TASK PROMPT :: Below are entries to be transcribed exactly; exclude the pictures from the copy.

STORED ROWS ::
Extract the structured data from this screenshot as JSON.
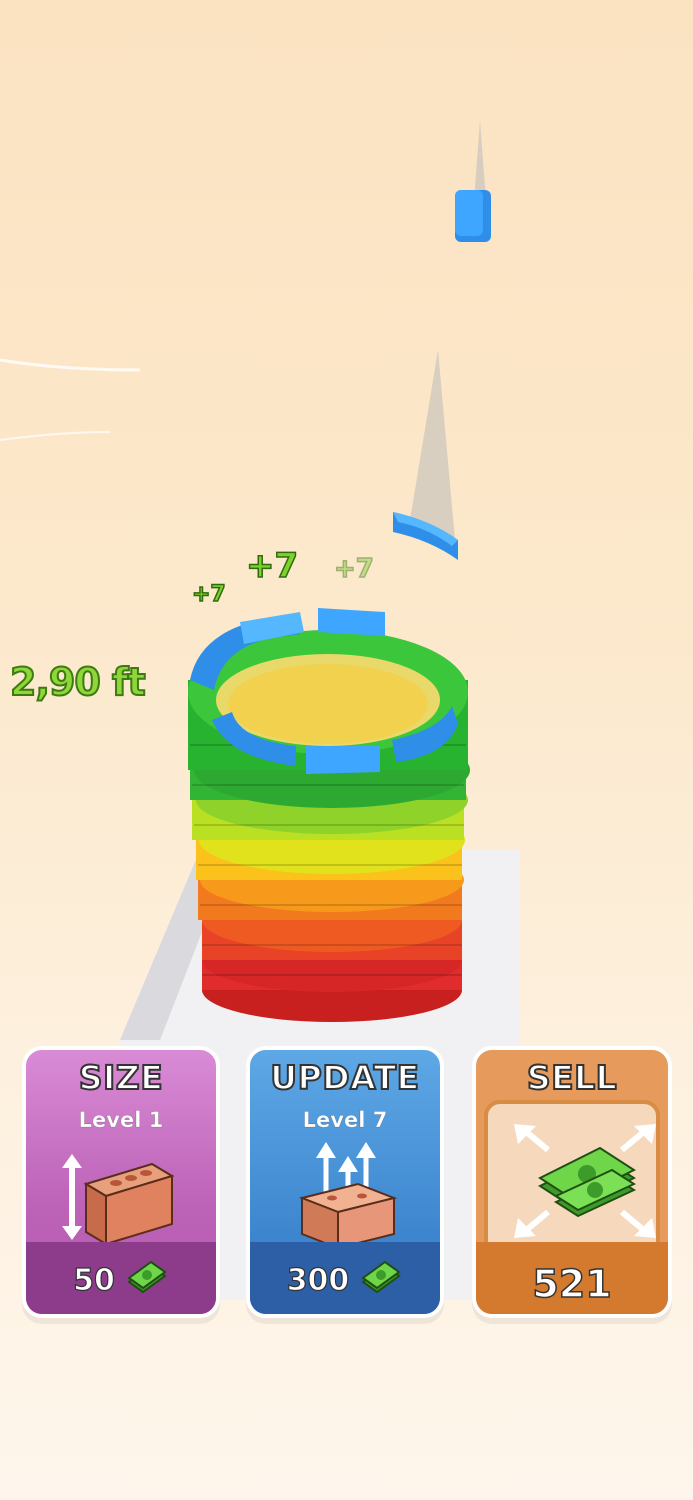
{
  "hud": {
    "height_label": "2,90 ft",
    "gain_popups": [
      "+7",
      "+7",
      "+7"
    ]
  },
  "cards": {
    "size": {
      "title": "SIZE",
      "level": "Level 1",
      "price": "50",
      "icon": "brick-height-icon"
    },
    "update": {
      "title": "UPDATE",
      "level": "Level 7",
      "price": "300",
      "icon": "brick-upgrade-icon"
    },
    "sell": {
      "title": "SELL",
      "amount": "521",
      "icon": "money-stack-icon"
    }
  },
  "colors": {
    "size_card": "#bc62b7",
    "update_card": "#3d86cf",
    "sell_card": "#e69a5b",
    "cash": "#5cc23a"
  }
}
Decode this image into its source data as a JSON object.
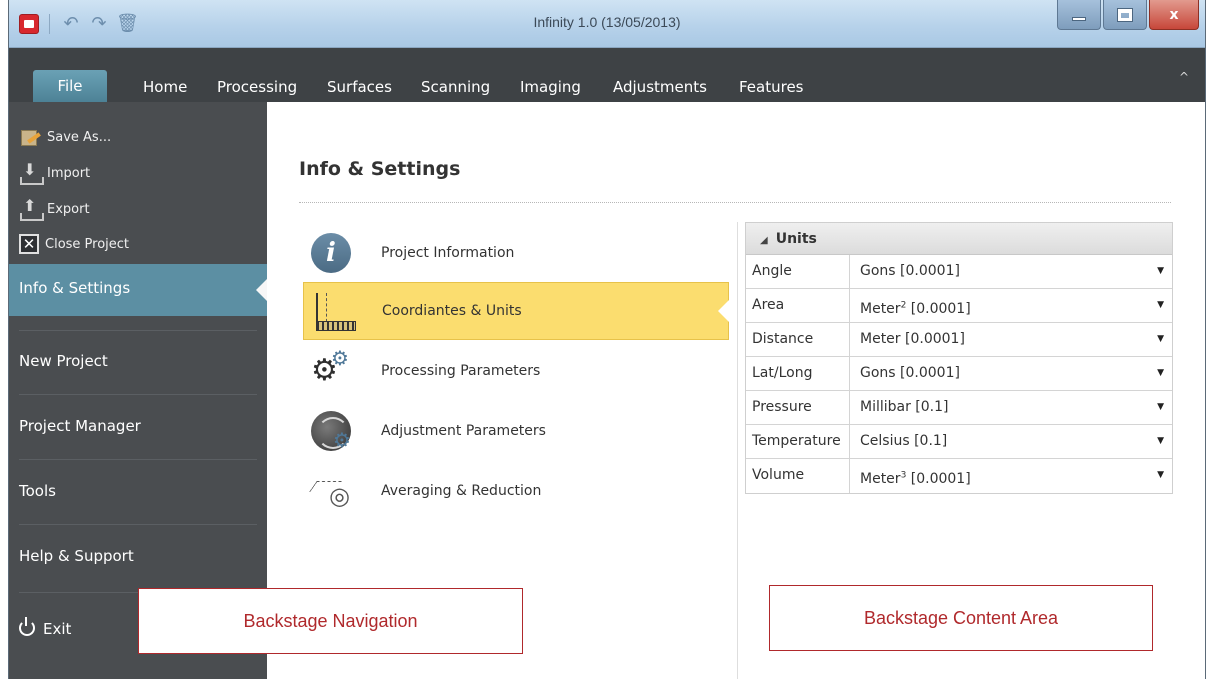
{
  "window": {
    "title": "Infinity 1.0 (13/05/2013)",
    "quick_access": [
      "undo-icon",
      "redo-icon",
      "trash-icon"
    ],
    "controls": {
      "minimize": "",
      "maximize": "",
      "close": "x"
    }
  },
  "ribbon": {
    "tabs": [
      "File",
      "Home",
      "Processing",
      "Surfaces",
      "Scanning",
      "Imaging",
      "Adjustments",
      "Features"
    ],
    "active_tab": "File",
    "collapse_icon": "^"
  },
  "backstage_nav": {
    "small_items": [
      {
        "label": "Save As...",
        "icon": "save-as-icon"
      },
      {
        "label": "Import",
        "icon": "import-icon"
      },
      {
        "label": "Export",
        "icon": "export-icon"
      },
      {
        "label": "Close Project",
        "icon": "close-project-icon"
      }
    ],
    "selected": "Info & Settings",
    "big_items": [
      "New Project",
      "Project Manager",
      "Tools",
      "Help & Support"
    ],
    "exit": "Exit"
  },
  "content": {
    "title": "Info & Settings",
    "categories": [
      {
        "label": "Project Information",
        "icon": "info-icon"
      },
      {
        "label": "Coordiantes & Units",
        "icon": "coordinates-ruler-icon",
        "selected": true
      },
      {
        "label": "Processing Parameters",
        "icon": "gears-icon"
      },
      {
        "label": "Adjustment Parameters",
        "icon": "globe-gear-icon"
      },
      {
        "label": "Averaging & Reduction",
        "icon": "averaging-icon"
      }
    ],
    "units": {
      "header": "Units",
      "rows": [
        {
          "name": "Angle",
          "value": "Gons [0.0001]"
        },
        {
          "name": "Area",
          "value_pre": "Meter",
          "value_sup": "2",
          "value_post": " [0.0001]"
        },
        {
          "name": "Distance",
          "value": "Meter [0.0001]"
        },
        {
          "name": "Lat/Long",
          "value": "Gons [0.0001]"
        },
        {
          "name": "Pressure",
          "value": "Millibar [0.1]"
        },
        {
          "name": "Temperature",
          "value": "Celsius [0.1]"
        },
        {
          "name": "Volume",
          "value_pre": "Meter",
          "value_sup": "3",
          "value_post": " [0.0001]"
        }
      ]
    }
  },
  "annotations": {
    "left": "Backstage Navigation",
    "right": "Backstage Content Area"
  },
  "colors": {
    "nav_bg": "#4a4d50",
    "nav_selected": "#5c8fa3",
    "category_selected": "#fbdd6f",
    "annotation": "#b0292c"
  }
}
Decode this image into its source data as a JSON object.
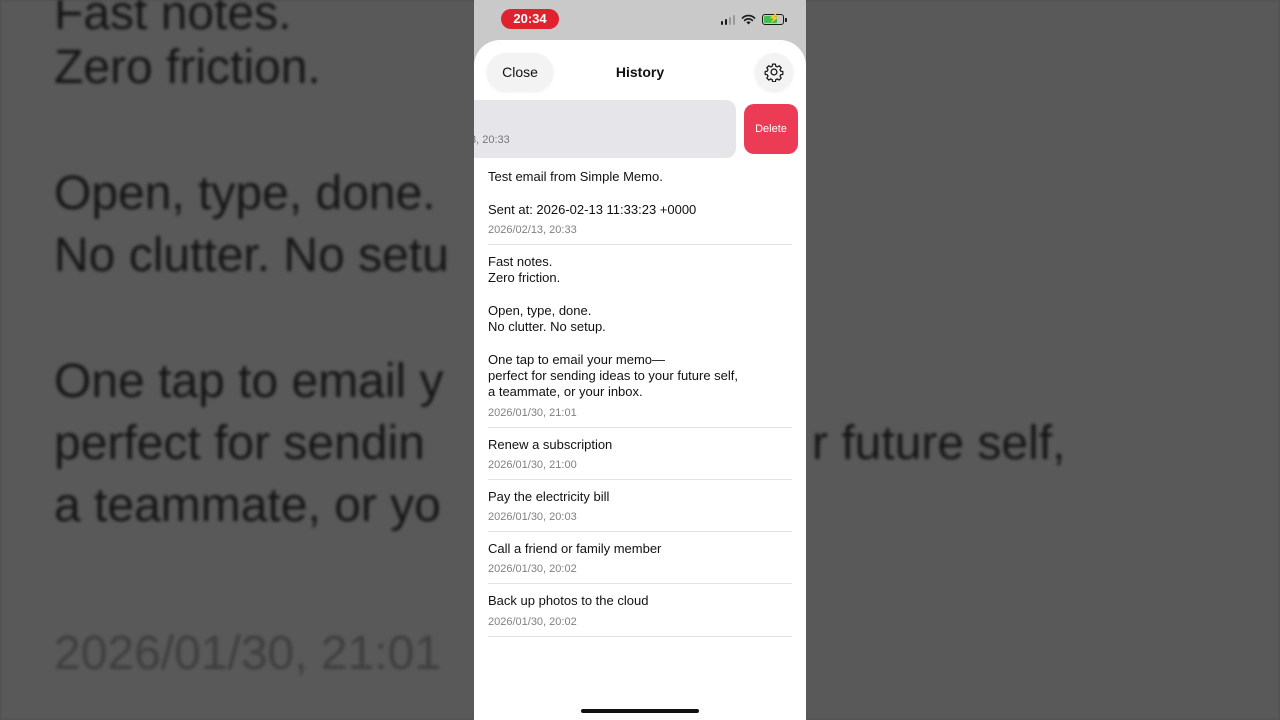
{
  "background_zoom": {
    "lines": [
      "Fast notes.",
      "Zero friction.",
      "Open, type, done.",
      "No clutter. No setu",
      "One tap to email y",
      "perfect for sendin",
      "r future self,",
      "a teammate, or yo"
    ],
    "timestamp": "2026/01/30, 21:01"
  },
  "status_bar": {
    "time": "20:34",
    "icons": [
      "signal-icon",
      "wifi-icon",
      "battery-charging-icon"
    ]
  },
  "nav": {
    "close_label": "Close",
    "title": "History",
    "settings_icon": "gear-icon"
  },
  "swiped_row": {
    "timestamp_partial": "3, 20:33",
    "delete_label": "Delete"
  },
  "items": [
    {
      "text": "Test email from Simple Memo.\n\nSent at: 2026-02-13 11:33:23 +0000",
      "timestamp": "2026/02/13, 20:33"
    },
    {
      "text": "Fast notes.\nZero friction.\n\nOpen, type, done.\nNo clutter. No setup.\n\nOne tap to email your memo—\nperfect for sending ideas to your future self,\na teammate, or your inbox.\n",
      "timestamp": "2026/01/30, 21:01"
    },
    {
      "text": "Renew a subscription",
      "timestamp": "2026/01/30, 21:00"
    },
    {
      "text": "Pay the electricity bill",
      "timestamp": "2026/01/30, 20:03"
    },
    {
      "text": "Call a friend or family member",
      "timestamp": "2026/01/30, 20:02"
    },
    {
      "text": "Back up photos to the cloud",
      "timestamp": "2026/01/30, 20:02"
    }
  ],
  "colors": {
    "time_pill": "#e0212e",
    "delete": "#ec3b54",
    "battery_fill": "#3fc24a"
  }
}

WRITTEN ANSWER ::
Extract the structured data from this screenshot as JSON.
{
  "hud": {
    "height_label": "2,90 ft",
    "gain_popups": [
      "+7",
      "+7",
      "+7"
    ]
  },
  "cards": {
    "size": {
      "title": "SIZE",
      "level": "Level 1",
      "price": "50",
      "icon": "brick-height-icon"
    },
    "update": {
      "title": "UPDATE",
      "level": "Level 7",
      "price": "300",
      "icon": "brick-upgrade-icon"
    },
    "sell": {
      "title": "SELL",
      "amount": "521",
      "icon": "money-stack-icon"
    }
  },
  "colors": {
    "size_card": "#bc62b7",
    "update_card": "#3d86cf",
    "sell_card": "#e69a5b",
    "cash": "#5cc23a"
  }
}
Decode this image into its source data as a JSON object.
{
  "window": {
    "title": "Infinity 1.0 (13/05/2013)",
    "quick_access": [
      "undo-icon",
      "redo-icon",
      "trash-icon"
    ],
    "controls": {
      "minimize": "",
      "maximize": "",
      "close": "x"
    }
  },
  "ribbon": {
    "tabs": [
      "File",
      "Home",
      "Processing",
      "Surfaces",
      "Scanning",
      "Imaging",
      "Adjustments",
      "Features"
    ],
    "active_tab": "File",
    "collapse_icon": "^"
  },
  "backstage_nav": {
    "small_items": [
      {
        "label": "Save As...",
        "icon": "save-as-icon"
      },
      {
        "label": "Import",
        "icon": "import-icon"
      },
      {
        "label": "Export",
        "icon": "export-icon"
      },
      {
        "label": "Close Project",
        "icon": "close-project-icon"
      }
    ],
    "selected": "Info & Settings",
    "big_items": [
      "New Project",
      "Project Manager",
      "Tools",
      "Help & Support"
    ],
    "exit": "Exit"
  },
  "content": {
    "title": "Info & Settings",
    "categories": [
      {
        "label": "Project Information",
        "icon": "info-icon"
      },
      {
        "label": "Coordiantes & Units",
        "icon": "coordinates-ruler-icon",
        "selected": true
      },
      {
        "label": "Processing Parameters",
        "icon": "gears-icon"
      },
      {
        "label": "Adjustment Parameters",
        "icon": "globe-gear-icon"
      },
      {
        "label": "Averaging & Reduction",
        "icon": "averaging-icon"
      }
    ],
    "units": {
      "header": "Units",
      "rows": [
        {
          "name": "Angle",
          "value": "Gons [0.0001]"
        },
        {
          "name": "Area",
          "value_pre": "Meter",
          "value_sup": "2",
          "value_post": " [0.0001]"
        },
        {
          "name": "Distance",
          "value": "Meter [0.0001]"
        },
        {
          "name": "Lat/Long",
          "value": "Gons [0.0001]"
        },
        {
          "name": "Pressure",
          "value": "Millibar [0.1]"
        },
        {
          "name": "Temperature",
          "value": "Celsius [0.1]"
        },
        {
          "name": "Volume",
          "value_pre": "Meter",
          "value_sup": "3",
          "value_post": " [0.0001]"
        }
      ]
    }
  },
  "annotations": {
    "left": "Backstage Navigation",
    "right": "Backstage Content Area"
  },
  "colors": {
    "nav_bg": "#4a4d50",
    "nav_selected": "#5c8fa3",
    "category_selected": "#fbdd6f",
    "annotation": "#b0292c"
  }
}
Decode this image into its source data as a JSON object.
{
  "background_zoom": {
    "lines": [
      "Fast notes.",
      "Zero friction.",
      "Open, type, done.",
      "No clutter. No setu",
      "One tap to email y",
      "perfect for sendin",
      "r future self,",
      "a teammate, or yo"
    ],
    "timestamp": "2026/01/30, 21:01"
  },
  "status_bar": {
    "time": "20:34",
    "icons": [
      "signal-icon",
      "wifi-icon",
      "battery-charging-icon"
    ]
  },
  "nav": {
    "close_label": "Close",
    "title": "History",
    "settings_icon": "gear-icon"
  },
  "swiped_row": {
    "timestamp_partial": "3, 20:33",
    "delete_label": "Delete"
  },
  "items": [
    {
      "text": "Test email from Simple Memo.\n\nSent at: 2026-02-13 11:33:23 +0000",
      "timestamp": "2026/02/13, 20:33"
    },
    {
      "text": "Fast notes.\nZero friction.\n\nOpen, type, done.\nNo clutter. No setup.\n\nOne tap to email your memo—\nperfect for sending ideas to your future self,\na teammate, or your inbox.\n",
      "timestamp": "2026/01/30, 21:01"
    },
    {
      "text": "Renew a subscription",
      "timestamp": "2026/01/30, 21:00"
    },
    {
      "text": "Pay the electricity bill",
      "timestamp": "2026/01/30, 20:03"
    },
    {
      "text": "Call a friend or family member",
      "timestamp": "2026/01/30, 20:02"
    },
    {
      "text": "Back up photos to the cloud",
      "timestamp": "2026/01/30, 20:02"
    }
  ],
  "colors": {
    "time_pill": "#e0212e",
    "delete": "#ec3b54",
    "battery_fill": "#3fc24a"
  }
}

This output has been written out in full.